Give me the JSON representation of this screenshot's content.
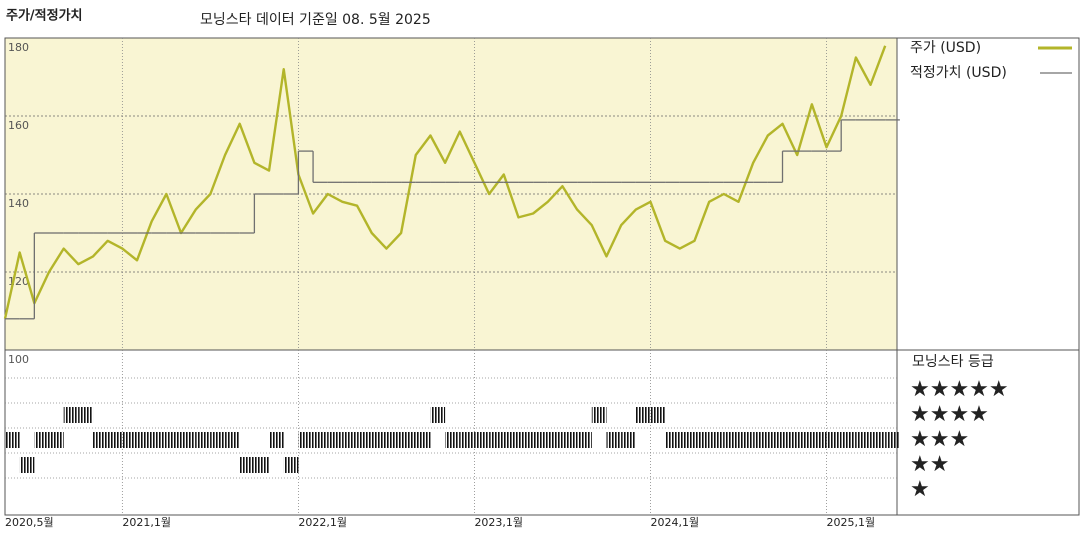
{
  "chart_data": {
    "type": "line",
    "title": "주가/적정가치",
    "subtitle": "모닝스타 데이터 기준일 08. 5월 2025",
    "x": [
      "2020-05",
      "2020-06",
      "2020-07",
      "2020-08",
      "2020-09",
      "2020-10",
      "2020-11",
      "2020-12",
      "2021-01",
      "2021-02",
      "2021-03",
      "2021-04",
      "2021-05",
      "2021-06",
      "2021-07",
      "2021-08",
      "2021-09",
      "2021-10",
      "2021-11",
      "2021-12",
      "2022-01",
      "2022-02",
      "2022-03",
      "2022-04",
      "2022-05",
      "2022-06",
      "2022-07",
      "2022-08",
      "2022-09",
      "2022-10",
      "2022-11",
      "2022-12",
      "2023-01",
      "2023-02",
      "2023-03",
      "2023-04",
      "2023-05",
      "2023-06",
      "2023-07",
      "2023-08",
      "2023-09",
      "2023-10",
      "2023-11",
      "2023-12",
      "2024-01",
      "2024-02",
      "2024-03",
      "2024-04",
      "2024-05",
      "2024-06",
      "2024-07",
      "2024-08",
      "2024-09",
      "2024-10",
      "2024-11",
      "2024-12",
      "2025-01",
      "2025-02",
      "2025-03",
      "2025-04",
      "2025-05"
    ],
    "series": [
      {
        "name": "주가 (USD)",
        "color": "#b3b52a",
        "step": false,
        "values": [
          108,
          125,
          112,
          120,
          126,
          122,
          124,
          128,
          126,
          123,
          133,
          140,
          130,
          136,
          140,
          150,
          158,
          148,
          146,
          172,
          145,
          135,
          140,
          138,
          137,
          130,
          126,
          130,
          150,
          155,
          148,
          156,
          148,
          140,
          145,
          134,
          135,
          138,
          142,
          136,
          132,
          124,
          132,
          136,
          138,
          128,
          126,
          128,
          138,
          140,
          138,
          148,
          155,
          158,
          150,
          163,
          152,
          160,
          175,
          168,
          178
        ]
      },
      {
        "name": "적정가치 (USD)",
        "color": "#707070",
        "step": true,
        "values": [
          108,
          108,
          130,
          130,
          130,
          130,
          130,
          130,
          130,
          130,
          130,
          130,
          130,
          130,
          130,
          130,
          130,
          140,
          140,
          140,
          151,
          143,
          143,
          143,
          143,
          143,
          143,
          143,
          143,
          143,
          143,
          143,
          143,
          143,
          143,
          143,
          143,
          143,
          143,
          143,
          143,
          143,
          143,
          143,
          143,
          143,
          143,
          143,
          143,
          143,
          143,
          143,
          143,
          151,
          151,
          151,
          151,
          159,
          159,
          159,
          159
        ]
      }
    ],
    "ylim": [
      100,
      180
    ],
    "yticks": [
      100,
      120,
      140,
      160,
      180
    ],
    "xticks": [
      {
        "value": "2020-05",
        "label": "2020,5월"
      },
      {
        "value": "2021-01",
        "label": "2021,1월"
      },
      {
        "value": "2022-01",
        "label": "2022,1월"
      },
      {
        "value": "2023-01",
        "label": "2023,1월"
      },
      {
        "value": "2024-01",
        "label": "2024,1월"
      },
      {
        "value": "2025-01",
        "label": "2025,1월"
      }
    ],
    "grid": true,
    "background": "#f9f5d3",
    "ratings": {
      "title": "모닝스타 등급",
      "color": "#111111",
      "levels": [
        {
          "value": 5,
          "label": "★★★★★"
        },
        {
          "value": 4,
          "label": "★★★★"
        },
        {
          "value": 3,
          "label": "★★★"
        },
        {
          "value": 2,
          "label": "★★"
        },
        {
          "value": 1,
          "label": "★"
        }
      ],
      "values": [
        3,
        2,
        3,
        3,
        4,
        4,
        3,
        3,
        3,
        3,
        3,
        3,
        3,
        3,
        3,
        3,
        2,
        2,
        3,
        2,
        3,
        3,
        3,
        3,
        3,
        3,
        3,
        3,
        3,
        4,
        3,
        3,
        3,
        3,
        3,
        3,
        3,
        3,
        3,
        3,
        4,
        3,
        3,
        4,
        4,
        3,
        3,
        3,
        3,
        3,
        3,
        3,
        3,
        3,
        3,
        3,
        3,
        3,
        3,
        3,
        3
      ]
    }
  }
}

________________________________________

The problem:
Among the entries above, identify all lines with "label" and copy them.

The response:
        "label": "2020,5월"
        "label": "2021,1월"
        "label": "2022,1월"
        "label": "2023,1월"
        "label": "2024,1월"
        "label": "2025,1월"
          "label": "★★★★★"
          "label": "★★★★"
          "label": "★★★"
          "label": "★★"
          "label": "★"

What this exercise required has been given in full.